_REQUESTS_
1. In the passage on European crowdfunding, substitute "the study" for "the report" and give the section from "Despite the fact" to "and Thin Cats." again.
2. Continue the article on crowdfunding in Europe from its last sentence.

_DOCUMENT SEGMENT_
※ ※ ※
Despite the fact that peer to business lending and all types of crowdlending / crowdfunding are niche products dwarfed by mainstream banking, last year Europe raised €300 million through various types of crowd funding – which adds up to about a third of the world market. As at the end of 2011, 200 crowdfunding platforms were open for business throughout Europe and their number is forecast to grow by 50% by the end of 2012.
At least, that’s according to the report, A Framework for European Crowdfunding.
Before we get any further, I should make clear that the report covers the various different types of crowd funding / crowdlending including debt based funding typically associated with peer to business lending – available in the UK via FundingKnight, Funding Circle and Thin Cats.
※ ※ ※
_MATERIAL PROVIDED_
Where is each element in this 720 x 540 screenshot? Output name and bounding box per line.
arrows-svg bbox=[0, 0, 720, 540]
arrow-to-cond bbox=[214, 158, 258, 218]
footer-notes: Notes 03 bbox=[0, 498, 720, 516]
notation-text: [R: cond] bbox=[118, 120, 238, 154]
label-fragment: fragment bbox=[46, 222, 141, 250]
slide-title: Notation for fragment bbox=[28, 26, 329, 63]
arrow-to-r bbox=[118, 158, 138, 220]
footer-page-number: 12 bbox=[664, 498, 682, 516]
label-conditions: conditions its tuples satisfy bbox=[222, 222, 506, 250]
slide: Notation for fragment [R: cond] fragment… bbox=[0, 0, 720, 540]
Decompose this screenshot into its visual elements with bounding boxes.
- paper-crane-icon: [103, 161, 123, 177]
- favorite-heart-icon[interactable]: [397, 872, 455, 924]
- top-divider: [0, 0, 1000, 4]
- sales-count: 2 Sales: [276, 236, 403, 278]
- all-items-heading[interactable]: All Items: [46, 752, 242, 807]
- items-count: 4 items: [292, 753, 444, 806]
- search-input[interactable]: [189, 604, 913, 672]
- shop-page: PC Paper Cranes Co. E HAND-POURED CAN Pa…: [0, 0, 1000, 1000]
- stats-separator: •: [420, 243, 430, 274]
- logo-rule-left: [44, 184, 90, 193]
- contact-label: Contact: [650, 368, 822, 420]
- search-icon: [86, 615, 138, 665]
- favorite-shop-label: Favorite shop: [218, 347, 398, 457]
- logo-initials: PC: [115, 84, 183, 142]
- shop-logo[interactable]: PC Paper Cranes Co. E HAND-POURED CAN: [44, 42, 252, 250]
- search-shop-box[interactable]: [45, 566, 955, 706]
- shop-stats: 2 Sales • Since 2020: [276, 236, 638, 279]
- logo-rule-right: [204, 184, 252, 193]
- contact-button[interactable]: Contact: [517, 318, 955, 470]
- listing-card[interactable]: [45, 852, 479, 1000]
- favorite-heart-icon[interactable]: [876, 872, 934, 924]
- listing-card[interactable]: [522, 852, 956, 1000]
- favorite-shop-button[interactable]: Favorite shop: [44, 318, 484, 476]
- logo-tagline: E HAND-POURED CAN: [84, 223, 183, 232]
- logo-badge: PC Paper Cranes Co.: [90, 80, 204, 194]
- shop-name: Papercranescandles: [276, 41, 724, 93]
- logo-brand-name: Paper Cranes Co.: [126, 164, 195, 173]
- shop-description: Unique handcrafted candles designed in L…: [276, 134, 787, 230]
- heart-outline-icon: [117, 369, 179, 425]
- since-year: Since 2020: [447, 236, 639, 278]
※ ※ ※
_PER-TASK OUTPUTS_
1.
Despite the fact that peer to business lending and all types of crowdlending / crowdfunding are niche products dwarfed by mainstream banking, last year Europe raised €300 million through various types of crowd funding – which adds up to about a third of the world market. As at the end of 2011, 200 crowdfunding platforms were open for business throughout Europe and their number is forecast to grow by 50% by the end of 2012.
At least, that’s according to the study, A Framework for European Crowdfunding.
Before we get any further, I should make clear that the study covers the various different types of crowd funding / crowdlending including debt based funding typically associated with peer to business lending – available in the UK via FundingKnight, Funding Circle and Thin Cats.

2.
Infact, the report manages to list 12 different types of crowd funding, which it in turn groups into four basic types:
Donation – A contribution made without tangible reward
Reward – A purchase contract for a product or service
Lending – a credit contract or loan where credit is repaid plus interest and fees
Equity – Shareholding contracts, shares, equity-like instruments or revenue sharing in the project/business, potential up-side at exit
According to Matthias Klaes, professor of commerce at Keele university and the author of the report’s foreword, these vairations on a them are linked by a common thread:
“Crowdfunding may take many forms. But it is clear from their survey that we are witness to the rise of a new kind of investor, a new kind of entrepreneur, and a new kind of intermediary, who are all coming together in novel ways of channelling funds to innovative projects and SMEs.”
A three pronged plan of attack
The report calls for a three pronged approach to help oversee the future of crowdfunding in Europe:
First pillar = Regulation
“Crowdfunding intermediaries should establish criteria for all types of consumer protection, including security of information, financial control and transparency and fraud prevention.
Second pillar = Education
“For crowdfunding to flourish, we believe a pan-European educational forum is necessary to educate stakeholders, funders and entrepreneurs on the benefits of the industry and the different business models of crowd funding.”
Third pillar = Research
“The industry should drive academic and third part research…. Crowdfunding operators should should provide data sets to further industry research; the industry needs to find a transparent and open approach. Public reporting and research will drive competition and innovation within the industry.”
Why get involved in crowdfunding?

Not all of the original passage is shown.